- **Exercise details**: Leave out the images and repeat the listing below without a single change.
::: Exercise input :::
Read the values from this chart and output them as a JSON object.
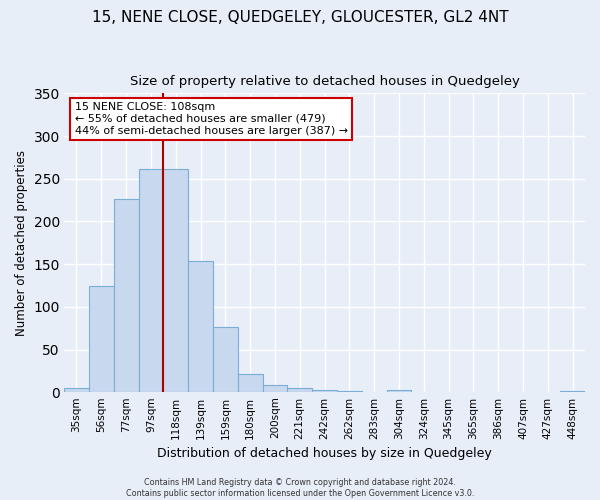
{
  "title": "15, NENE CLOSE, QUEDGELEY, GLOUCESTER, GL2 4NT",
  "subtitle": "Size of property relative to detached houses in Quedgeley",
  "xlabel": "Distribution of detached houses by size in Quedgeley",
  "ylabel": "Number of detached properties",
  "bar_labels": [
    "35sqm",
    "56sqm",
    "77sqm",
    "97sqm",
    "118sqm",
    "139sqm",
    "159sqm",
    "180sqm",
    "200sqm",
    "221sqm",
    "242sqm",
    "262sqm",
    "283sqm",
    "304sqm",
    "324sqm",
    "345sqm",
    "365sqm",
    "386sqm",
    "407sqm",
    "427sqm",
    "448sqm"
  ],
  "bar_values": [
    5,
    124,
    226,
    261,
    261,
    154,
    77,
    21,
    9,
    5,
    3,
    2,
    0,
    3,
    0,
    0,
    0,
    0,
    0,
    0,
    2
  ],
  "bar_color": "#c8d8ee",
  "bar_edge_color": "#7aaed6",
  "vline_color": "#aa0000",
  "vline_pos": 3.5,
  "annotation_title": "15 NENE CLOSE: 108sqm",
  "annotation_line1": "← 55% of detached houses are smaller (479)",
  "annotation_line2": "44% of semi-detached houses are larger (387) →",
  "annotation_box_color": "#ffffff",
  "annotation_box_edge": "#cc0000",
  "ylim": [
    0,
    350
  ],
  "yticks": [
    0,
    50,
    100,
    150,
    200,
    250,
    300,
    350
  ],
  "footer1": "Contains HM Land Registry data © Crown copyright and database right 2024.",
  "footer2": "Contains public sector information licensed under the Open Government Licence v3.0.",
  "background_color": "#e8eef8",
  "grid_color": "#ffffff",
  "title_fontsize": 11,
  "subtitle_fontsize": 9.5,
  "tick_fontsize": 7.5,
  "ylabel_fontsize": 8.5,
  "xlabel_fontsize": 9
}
:::
- **Solution to this task**:
Read the values from this chart and output them as a JSON object.
{
  "title": "15, NENE CLOSE, QUEDGELEY, GLOUCESTER, GL2 4NT",
  "subtitle": "Size of property relative to detached houses in Quedgeley",
  "xlabel": "Distribution of detached houses by size in Quedgeley",
  "ylabel": "Number of detached properties",
  "bar_labels": [
    "35sqm",
    "56sqm",
    "77sqm",
    "97sqm",
    "118sqm",
    "139sqm",
    "159sqm",
    "180sqm",
    "200sqm",
    "221sqm",
    "242sqm",
    "262sqm",
    "283sqm",
    "304sqm",
    "324sqm",
    "345sqm",
    "365sqm",
    "386sqm",
    "407sqm",
    "427sqm",
    "448sqm"
  ],
  "bar_values": [
    5,
    124,
    226,
    261,
    261,
    154,
    77,
    21,
    9,
    5,
    3,
    2,
    0,
    3,
    0,
    0,
    0,
    0,
    0,
    0,
    2
  ],
  "bar_color": "#c8d8ee",
  "bar_edge_color": "#7aaed6",
  "vline_color": "#aa0000",
  "vline_pos": 3.5,
  "annotation_title": "15 NENE CLOSE: 108sqm",
  "annotation_line1": "← 55% of detached houses are smaller (479)",
  "annotation_line2": "44% of semi-detached houses are larger (387) →",
  "annotation_box_color": "#ffffff",
  "annotation_box_edge": "#cc0000",
  "ylim": [
    0,
    350
  ],
  "yticks": [
    0,
    50,
    100,
    150,
    200,
    250,
    300,
    350
  ],
  "footer1": "Contains HM Land Registry data © Crown copyright and database right 2024.",
  "footer2": "Contains public sector information licensed under the Open Government Licence v3.0.",
  "background_color": "#e8eef8",
  "grid_color": "#ffffff",
  "title_fontsize": 11,
  "subtitle_fontsize": 9.5,
  "tick_fontsize": 7.5,
  "ylabel_fontsize": 8.5,
  "xlabel_fontsize": 9
}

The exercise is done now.